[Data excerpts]
········

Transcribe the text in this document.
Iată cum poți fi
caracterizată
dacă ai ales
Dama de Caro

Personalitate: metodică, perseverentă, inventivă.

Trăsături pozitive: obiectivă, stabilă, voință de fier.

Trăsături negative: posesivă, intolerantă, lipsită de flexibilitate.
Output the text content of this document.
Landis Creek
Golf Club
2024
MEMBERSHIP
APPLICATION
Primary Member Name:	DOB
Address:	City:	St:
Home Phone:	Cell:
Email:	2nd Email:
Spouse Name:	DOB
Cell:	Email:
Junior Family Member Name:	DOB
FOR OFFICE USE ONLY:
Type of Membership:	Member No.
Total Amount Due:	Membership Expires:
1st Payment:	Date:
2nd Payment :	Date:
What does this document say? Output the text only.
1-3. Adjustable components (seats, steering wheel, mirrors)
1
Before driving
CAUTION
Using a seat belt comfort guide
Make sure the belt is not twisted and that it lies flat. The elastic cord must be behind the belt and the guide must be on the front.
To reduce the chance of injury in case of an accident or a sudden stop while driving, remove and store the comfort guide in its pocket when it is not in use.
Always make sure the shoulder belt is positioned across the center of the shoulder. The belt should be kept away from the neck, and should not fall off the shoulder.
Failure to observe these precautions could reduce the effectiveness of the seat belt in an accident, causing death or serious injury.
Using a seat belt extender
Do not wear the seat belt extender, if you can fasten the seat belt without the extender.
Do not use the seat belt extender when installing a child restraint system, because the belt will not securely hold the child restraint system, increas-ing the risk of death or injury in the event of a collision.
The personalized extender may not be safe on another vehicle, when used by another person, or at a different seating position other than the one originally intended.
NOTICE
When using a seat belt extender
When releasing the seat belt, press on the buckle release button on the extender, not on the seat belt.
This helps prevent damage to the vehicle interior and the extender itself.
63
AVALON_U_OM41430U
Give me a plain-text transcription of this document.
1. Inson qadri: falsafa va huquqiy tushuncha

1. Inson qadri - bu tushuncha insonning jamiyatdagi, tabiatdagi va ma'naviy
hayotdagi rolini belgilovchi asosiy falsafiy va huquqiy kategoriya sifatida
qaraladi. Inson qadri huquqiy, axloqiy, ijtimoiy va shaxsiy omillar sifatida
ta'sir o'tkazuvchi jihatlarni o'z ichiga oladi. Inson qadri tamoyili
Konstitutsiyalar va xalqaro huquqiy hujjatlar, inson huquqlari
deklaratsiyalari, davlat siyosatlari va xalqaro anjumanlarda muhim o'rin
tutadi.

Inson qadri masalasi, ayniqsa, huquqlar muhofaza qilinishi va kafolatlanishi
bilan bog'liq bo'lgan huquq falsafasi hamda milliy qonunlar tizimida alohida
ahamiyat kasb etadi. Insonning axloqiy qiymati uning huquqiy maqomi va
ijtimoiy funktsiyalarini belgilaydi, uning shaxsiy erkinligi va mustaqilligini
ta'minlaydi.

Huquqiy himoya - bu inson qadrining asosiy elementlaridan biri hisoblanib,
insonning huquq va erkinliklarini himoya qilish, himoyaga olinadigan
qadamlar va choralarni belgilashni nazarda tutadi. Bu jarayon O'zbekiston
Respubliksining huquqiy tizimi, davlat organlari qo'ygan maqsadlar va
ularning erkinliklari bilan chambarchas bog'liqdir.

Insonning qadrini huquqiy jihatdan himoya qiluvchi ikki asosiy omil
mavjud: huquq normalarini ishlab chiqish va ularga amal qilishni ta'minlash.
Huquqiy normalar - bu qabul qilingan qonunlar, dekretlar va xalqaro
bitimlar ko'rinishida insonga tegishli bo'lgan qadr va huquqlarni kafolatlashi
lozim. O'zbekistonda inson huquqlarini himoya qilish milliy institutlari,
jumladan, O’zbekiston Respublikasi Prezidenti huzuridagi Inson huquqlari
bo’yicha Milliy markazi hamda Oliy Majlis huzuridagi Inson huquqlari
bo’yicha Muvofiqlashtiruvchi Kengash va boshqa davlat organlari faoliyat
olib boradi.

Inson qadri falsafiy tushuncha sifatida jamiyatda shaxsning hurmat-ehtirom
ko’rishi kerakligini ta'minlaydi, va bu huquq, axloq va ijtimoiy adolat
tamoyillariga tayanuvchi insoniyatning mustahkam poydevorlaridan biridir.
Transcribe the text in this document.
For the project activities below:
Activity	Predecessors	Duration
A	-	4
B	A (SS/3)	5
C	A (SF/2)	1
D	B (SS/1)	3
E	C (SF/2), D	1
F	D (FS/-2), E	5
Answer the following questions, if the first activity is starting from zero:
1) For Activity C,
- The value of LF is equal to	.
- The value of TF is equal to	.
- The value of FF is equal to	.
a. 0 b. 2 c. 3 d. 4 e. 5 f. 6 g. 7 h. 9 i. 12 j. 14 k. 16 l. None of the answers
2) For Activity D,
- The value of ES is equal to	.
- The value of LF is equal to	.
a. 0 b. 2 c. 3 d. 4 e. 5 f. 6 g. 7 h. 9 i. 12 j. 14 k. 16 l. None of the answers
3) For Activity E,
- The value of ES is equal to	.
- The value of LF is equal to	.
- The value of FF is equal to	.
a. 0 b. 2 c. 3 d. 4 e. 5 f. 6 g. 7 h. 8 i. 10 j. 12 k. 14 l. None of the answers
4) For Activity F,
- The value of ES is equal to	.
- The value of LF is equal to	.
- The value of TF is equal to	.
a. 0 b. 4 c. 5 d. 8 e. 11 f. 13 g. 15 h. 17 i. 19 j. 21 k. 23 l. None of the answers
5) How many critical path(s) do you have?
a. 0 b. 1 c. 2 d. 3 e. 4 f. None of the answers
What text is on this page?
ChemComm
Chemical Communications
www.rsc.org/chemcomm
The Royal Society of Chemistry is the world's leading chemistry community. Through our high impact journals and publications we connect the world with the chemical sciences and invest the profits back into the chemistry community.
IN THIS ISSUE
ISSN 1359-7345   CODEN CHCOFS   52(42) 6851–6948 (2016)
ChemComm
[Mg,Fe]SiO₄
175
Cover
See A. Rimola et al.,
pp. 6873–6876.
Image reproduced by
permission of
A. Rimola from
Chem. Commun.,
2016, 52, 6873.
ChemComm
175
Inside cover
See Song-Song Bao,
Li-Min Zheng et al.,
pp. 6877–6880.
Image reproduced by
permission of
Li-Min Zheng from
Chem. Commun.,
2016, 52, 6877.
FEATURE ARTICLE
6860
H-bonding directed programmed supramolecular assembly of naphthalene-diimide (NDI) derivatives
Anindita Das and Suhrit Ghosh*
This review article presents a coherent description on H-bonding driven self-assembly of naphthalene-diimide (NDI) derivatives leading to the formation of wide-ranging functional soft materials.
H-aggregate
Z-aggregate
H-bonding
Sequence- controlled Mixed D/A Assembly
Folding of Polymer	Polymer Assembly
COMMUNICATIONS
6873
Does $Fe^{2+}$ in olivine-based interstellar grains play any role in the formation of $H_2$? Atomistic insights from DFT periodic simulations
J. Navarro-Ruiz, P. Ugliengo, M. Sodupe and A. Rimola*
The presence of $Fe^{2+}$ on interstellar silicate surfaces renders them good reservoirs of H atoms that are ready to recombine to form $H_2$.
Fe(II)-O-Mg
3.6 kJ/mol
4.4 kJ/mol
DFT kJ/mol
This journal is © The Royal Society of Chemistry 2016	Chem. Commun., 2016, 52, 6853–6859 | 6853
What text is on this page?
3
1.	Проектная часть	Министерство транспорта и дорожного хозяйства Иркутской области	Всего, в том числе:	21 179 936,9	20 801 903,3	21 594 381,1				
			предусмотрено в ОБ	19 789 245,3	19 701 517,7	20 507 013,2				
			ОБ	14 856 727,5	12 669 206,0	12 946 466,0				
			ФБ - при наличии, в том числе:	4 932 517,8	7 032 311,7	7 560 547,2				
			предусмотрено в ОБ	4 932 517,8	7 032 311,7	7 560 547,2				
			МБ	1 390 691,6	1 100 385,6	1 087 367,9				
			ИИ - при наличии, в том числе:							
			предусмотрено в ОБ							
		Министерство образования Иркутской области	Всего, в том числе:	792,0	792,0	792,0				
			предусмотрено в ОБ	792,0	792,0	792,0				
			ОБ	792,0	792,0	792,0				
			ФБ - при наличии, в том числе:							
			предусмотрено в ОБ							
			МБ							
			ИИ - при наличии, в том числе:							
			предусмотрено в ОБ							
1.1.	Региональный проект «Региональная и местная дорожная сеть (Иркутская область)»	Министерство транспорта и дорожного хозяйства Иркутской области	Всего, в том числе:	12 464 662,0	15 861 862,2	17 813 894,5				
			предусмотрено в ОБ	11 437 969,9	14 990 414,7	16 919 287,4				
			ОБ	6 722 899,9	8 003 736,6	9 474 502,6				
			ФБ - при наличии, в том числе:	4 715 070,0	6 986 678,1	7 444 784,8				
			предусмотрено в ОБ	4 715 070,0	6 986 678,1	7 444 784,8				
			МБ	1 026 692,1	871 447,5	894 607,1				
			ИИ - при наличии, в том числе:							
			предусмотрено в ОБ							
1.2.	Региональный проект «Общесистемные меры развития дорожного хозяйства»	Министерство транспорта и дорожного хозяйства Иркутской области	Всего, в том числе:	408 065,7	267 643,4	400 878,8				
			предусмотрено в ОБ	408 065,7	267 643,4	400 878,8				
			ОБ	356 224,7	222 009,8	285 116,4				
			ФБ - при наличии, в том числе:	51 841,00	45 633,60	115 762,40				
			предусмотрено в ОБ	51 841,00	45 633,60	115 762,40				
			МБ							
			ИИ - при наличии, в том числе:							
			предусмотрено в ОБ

········

→ **GIVEN REQUEST**
Pick out every line above that contains the word "comfort" and copy it.

→ **ANSWER TO THE EXERCISE**
Using a seat belt comfort guide
To reduce the chance of injury in case of an accident or a sudden stop while driving, remove and store the comfort guide in its pocket when it is not in use.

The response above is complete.